#### Given data

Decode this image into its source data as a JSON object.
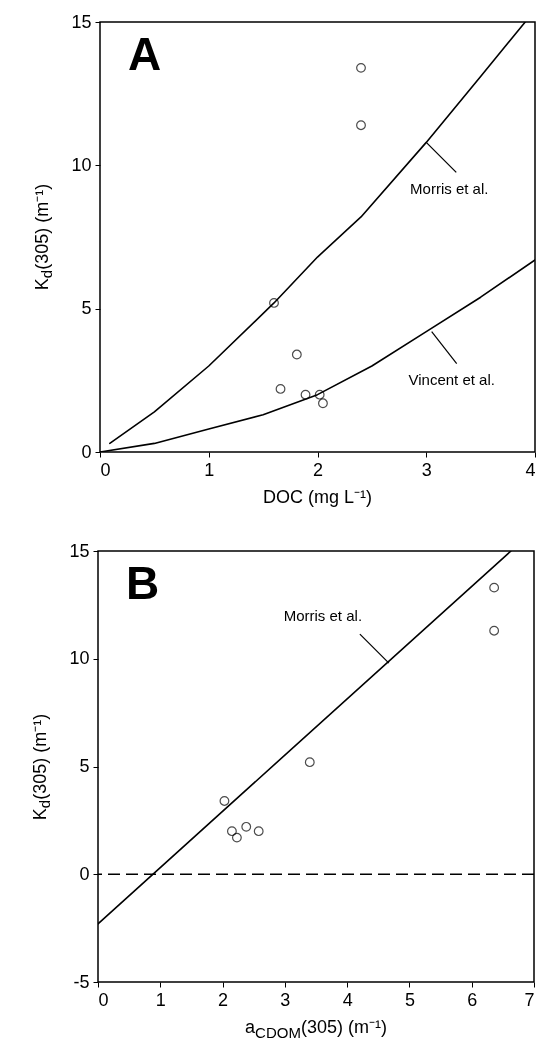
{
  "chart_data": [
    {
      "type": "scatter",
      "xlabel": "DOC (mg L⁻¹)",
      "ylabel": "K$_{d}$(305)  (m⁻¹)",
      "xlim": [
        0,
        4
      ],
      "xticks": [
        0,
        1,
        2,
        3,
        4
      ],
      "ylim": [
        0,
        15
      ],
      "yticks": [
        0,
        5,
        10,
        15
      ],
      "series": [
        {
          "color": "#000000",
          "marker": "circle",
          "x": [
            1.6,
            2.4,
            2.4,
            1.81,
            1.66,
            1.89,
            2.02,
            2.05
          ],
          "values": [
            5.2,
            13.4,
            11.4,
            3.4,
            2.2,
            2.0,
            2.0,
            1.7
          ]
        },
        {
          "type": "line",
          "color": "#000000",
          "marker": "none",
          "x": [
            0.09,
            0.5,
            1,
            1.6,
            2,
            2.4,
            3,
            3.5,
            3.91
          ],
          "values": [
            0.3,
            1.4,
            3.0,
            5.2,
            6.8,
            8.2,
            10.8,
            13.1,
            15
          ]
        },
        {
          "type": "line",
          "color": "#000000",
          "marker": "none",
          "x": [
            0,
            0.5,
            1,
            1.5,
            2,
            2.5,
            3,
            3.5,
            4
          ],
          "values": [
            0,
            0.3,
            0.8,
            1.3,
            2.0,
            3.0,
            4.2,
            5.4,
            6.7
          ]
        }
      ],
      "annotations": [
        "A",
        {
          "text": "Morris et al.",
          "x": 3.0,
          "y": 10.8
        },
        {
          "text": "Vincent et al.",
          "x": 3.05,
          "y": 4.2
        }
      ]
    },
    {
      "type": "scatter",
      "xlabel": "a$_{CDOM}$(305) (m⁻¹)",
      "ylabel": "K$_{d}$(305)  (m⁻¹)",
      "xlim": [
        0,
        7
      ],
      "xticks": [
        0,
        1,
        2,
        3,
        4,
        5,
        6,
        7
      ],
      "ylim": [
        -5,
        15
      ],
      "yticks": [
        -5,
        0,
        5,
        10,
        15
      ],
      "series": [
        {
          "color": "#000000",
          "marker": "circle",
          "x": [
            6.36,
            6.36,
            3.4,
            2.03,
            2.15,
            2.23,
            2.38,
            2.58
          ],
          "values": [
            13.3,
            11.3,
            5.2,
            3.4,
            2.0,
            1.7,
            2.2,
            2.0
          ]
        },
        {
          "type": "line",
          "color": "#000000",
          "marker": "none",
          "x": [
            0,
            6.63
          ],
          "values": [
            -2.3,
            15
          ]
        }
      ],
      "ref_lines": [
        {
          "axis": "y",
          "value": 0,
          "color": "#000000",
          "line_style": "dashed"
        }
      ],
      "annotations": [
        "B",
        {
          "text": "Morris et al.",
          "x": 4.67,
          "y": 9.8
        }
      ]
    }
  ]
}
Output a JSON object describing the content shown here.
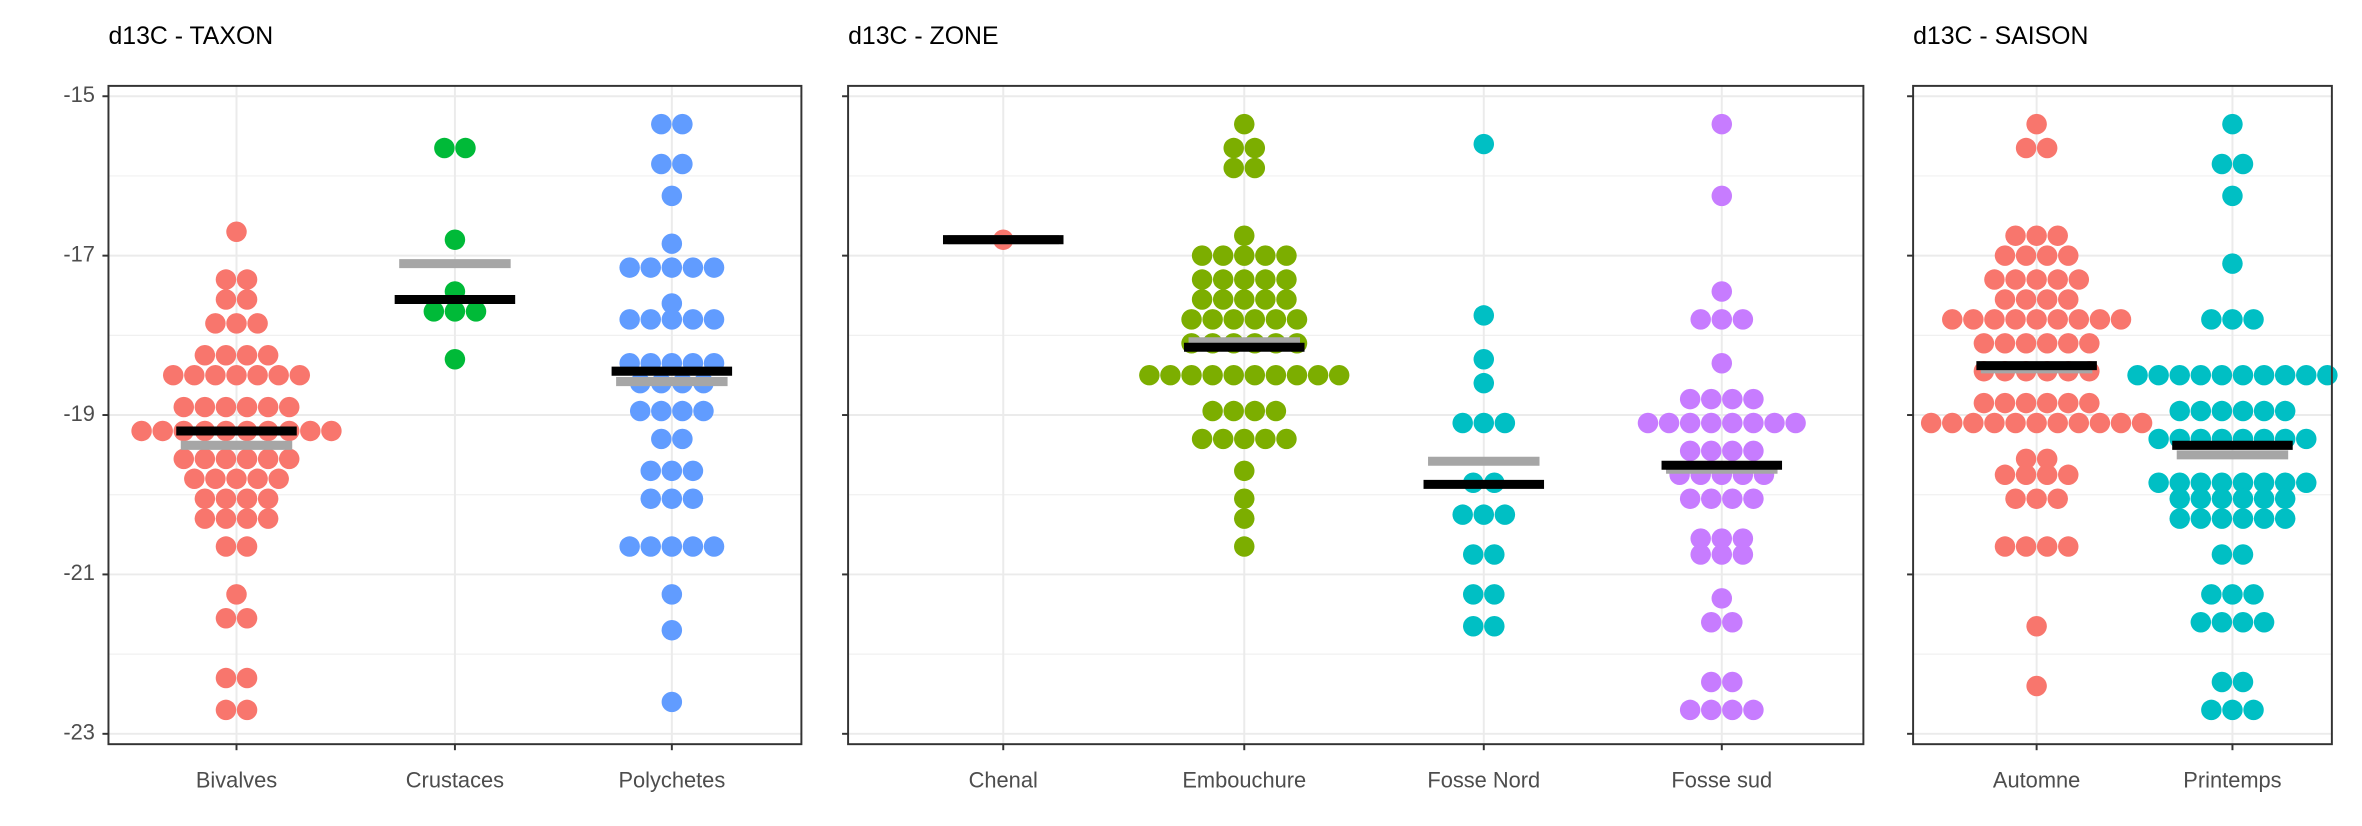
{
  "chart_data": [
    {
      "type": "dotplot",
      "title": "d13C - TAXON",
      "show_ytick_labels": true,
      "ylim": [
        -23.13,
        -14.87
      ],
      "yticks": [
        -23,
        -21,
        -19,
        -17,
        -15
      ],
      "categories": [
        "Bivalves",
        "Crustaces",
        "Polychetes"
      ],
      "colors": [
        "#F8766D",
        "#00BA38",
        "#619CFF"
      ],
      "values": [
        [
          -16.7,
          -17.3,
          -17.3,
          -17.55,
          -17.55,
          -17.85,
          -17.85,
          -17.85,
          -18.25,
          -18.25,
          -18.25,
          -18.25,
          -18.5,
          -18.5,
          -18.5,
          -18.5,
          -18.5,
          -18.5,
          -18.5,
          -18.9,
          -18.9,
          -18.9,
          -18.9,
          -18.9,
          -18.9,
          -19.2,
          -19.2,
          -19.2,
          -19.2,
          -19.2,
          -19.2,
          -19.2,
          -19.2,
          -19.2,
          -19.2,
          -19.55,
          -19.55,
          -19.55,
          -19.55,
          -19.55,
          -19.55,
          -19.8,
          -19.8,
          -19.8,
          -19.8,
          -19.8,
          -20.05,
          -20.05,
          -20.05,
          -20.05,
          -20.3,
          -20.3,
          -20.3,
          -20.3,
          -20.65,
          -20.65,
          -21.25,
          -21.55,
          -21.55,
          -22.3,
          -22.3,
          -22.7,
          -22.7
        ],
        [
          -15.65,
          -15.65,
          -16.8,
          -17.45,
          -17.7,
          -17.7,
          -17.7,
          -18.3
        ],
        [
          -15.35,
          -15.35,
          -15.85,
          -15.85,
          -16.25,
          -16.85,
          -17.15,
          -17.15,
          -17.15,
          -17.15,
          -17.15,
          -17.6,
          -17.8,
          -17.8,
          -17.8,
          -17.8,
          -17.8,
          -18.35,
          -18.35,
          -18.35,
          -18.35,
          -18.35,
          -18.6,
          -18.6,
          -18.6,
          -18.6,
          -18.95,
          -18.95,
          -18.95,
          -18.95,
          -19.3,
          -19.3,
          -19.7,
          -19.7,
          -19.7,
          -20.05,
          -20.05,
          -20.05,
          -20.65,
          -20.65,
          -20.65,
          -20.65,
          -20.65,
          -21.25,
          -21.7,
          -22.6
        ]
      ],
      "black_bars": [
        -19.2,
        -17.55,
        -18.45
      ],
      "gray_bars": [
        -19.38,
        -17.1,
        -18.58
      ]
    },
    {
      "type": "dotplot",
      "title": "d13C - ZONE",
      "show_ytick_labels": false,
      "ylim": [
        -23.13,
        -14.87
      ],
      "yticks": [
        -23,
        -21,
        -19,
        -17,
        -15
      ],
      "categories": [
        "Chenal",
        "Embouchure",
        "Fosse Nord",
        "Fosse sud"
      ],
      "colors": [
        "#F8766D",
        "#7CAE00",
        "#00BFC4",
        "#C77CFF"
      ],
      "values": [
        [
          -16.8
        ],
        [
          -15.35,
          -15.65,
          -15.65,
          -15.9,
          -15.9,
          -16.75,
          -17.0,
          -17.0,
          -17.0,
          -17.0,
          -17.0,
          -17.3,
          -17.3,
          -17.3,
          -17.3,
          -17.3,
          -17.55,
          -17.55,
          -17.55,
          -17.55,
          -17.55,
          -17.8,
          -17.8,
          -17.8,
          -17.8,
          -17.8,
          -17.8,
          -18.1,
          -18.1,
          -18.1,
          -18.1,
          -18.1,
          -18.1,
          -18.5,
          -18.5,
          -18.5,
          -18.5,
          -18.5,
          -18.5,
          -18.5,
          -18.5,
          -18.5,
          -18.5,
          -18.95,
          -18.95,
          -18.95,
          -18.95,
          -19.3,
          -19.3,
          -19.3,
          -19.3,
          -19.3,
          -19.7,
          -20.05,
          -20.3,
          -20.65
        ],
        [
          -15.6,
          -17.75,
          -18.3,
          -18.6,
          -19.1,
          -19.1,
          -19.1,
          -19.85,
          -19.85,
          -20.25,
          -20.25,
          -20.25,
          -20.75,
          -20.75,
          -21.25,
          -21.25,
          -21.65,
          -21.65
        ],
        [
          -15.35,
          -16.25,
          -17.45,
          -17.8,
          -17.8,
          -17.8,
          -18.35,
          -18.8,
          -18.8,
          -18.8,
          -18.8,
          -19.1,
          -19.1,
          -19.1,
          -19.1,
          -19.1,
          -19.1,
          -19.1,
          -19.1,
          -19.45,
          -19.45,
          -19.45,
          -19.45,
          -19.75,
          -19.75,
          -19.75,
          -19.75,
          -19.75,
          -20.05,
          -20.05,
          -20.05,
          -20.05,
          -20.55,
          -20.55,
          -20.55,
          -20.75,
          -20.75,
          -20.75,
          -21.3,
          -21.6,
          -21.6,
          -22.35,
          -22.35,
          -22.7,
          -22.7,
          -22.7,
          -22.7
        ]
      ],
      "black_bars": [
        -16.8,
        -18.15,
        -19.87,
        -19.63
      ],
      "gray_bars": [
        -16.8,
        -18.08,
        -19.58,
        -19.68
      ]
    },
    {
      "type": "dotplot",
      "title": "d13C - SAISON",
      "show_ytick_labels": false,
      "ylim": [
        -23.13,
        -14.87
      ],
      "yticks": [
        -23,
        -21,
        -19,
        -17,
        -15
      ],
      "categories": [
        "Automne",
        "Printemps"
      ],
      "colors": [
        "#F8766D",
        "#00BFC4"
      ],
      "values": [
        [
          -15.35,
          -15.65,
          -15.65,
          -16.75,
          -16.75,
          -16.75,
          -17.0,
          -17.0,
          -17.0,
          -17.0,
          -17.3,
          -17.3,
          -17.3,
          -17.3,
          -17.3,
          -17.55,
          -17.55,
          -17.55,
          -17.55,
          -17.8,
          -17.8,
          -17.8,
          -17.8,
          -17.8,
          -17.8,
          -17.8,
          -17.8,
          -17.8,
          -18.1,
          -18.1,
          -18.1,
          -18.1,
          -18.1,
          -18.1,
          -18.45,
          -18.45,
          -18.45,
          -18.45,
          -18.45,
          -18.45,
          -18.85,
          -18.85,
          -18.85,
          -18.85,
          -18.85,
          -18.85,
          -19.1,
          -19.1,
          -19.1,
          -19.1,
          -19.1,
          -19.1,
          -19.1,
          -19.1,
          -19.1,
          -19.1,
          -19.1,
          -19.55,
          -19.55,
          -19.75,
          -19.75,
          -19.75,
          -19.75,
          -20.05,
          -20.05,
          -20.05,
          -20.65,
          -20.65,
          -20.65,
          -20.65,
          -21.65,
          -22.4
        ],
        [
          -15.35,
          -15.85,
          -15.85,
          -16.25,
          -17.1,
          -17.8,
          -17.8,
          -17.8,
          -18.5,
          -18.5,
          -18.5,
          -18.5,
          -18.5,
          -18.5,
          -18.5,
          -18.5,
          -18.5,
          -18.5,
          -18.95,
          -18.95,
          -18.95,
          -18.95,
          -18.95,
          -18.95,
          -19.3,
          -19.3,
          -19.3,
          -19.3,
          -19.3,
          -19.3,
          -19.3,
          -19.3,
          -19.85,
          -19.85,
          -19.85,
          -19.85,
          -19.85,
          -19.85,
          -19.85,
          -19.85,
          -20.05,
          -20.05,
          -20.05,
          -20.05,
          -20.05,
          -20.05,
          -20.3,
          -20.3,
          -20.3,
          -20.3,
          -20.3,
          -20.3,
          -20.75,
          -20.75,
          -21.25,
          -21.25,
          -21.25,
          -21.6,
          -21.6,
          -21.6,
          -21.6,
          -22.35,
          -22.35,
          -22.7,
          -22.7,
          -22.7
        ]
      ],
      "black_bars": [
        -18.38,
        -19.38
      ],
      "gray_bars": [
        -18.42,
        -19.5
      ]
    }
  ]
}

########

Written exercise
Filter out all lines lacking the word "object" and copy the rest.

Correct output
Decode this image into its source data as a JSON object.
Output a JSON object describing the content shown here.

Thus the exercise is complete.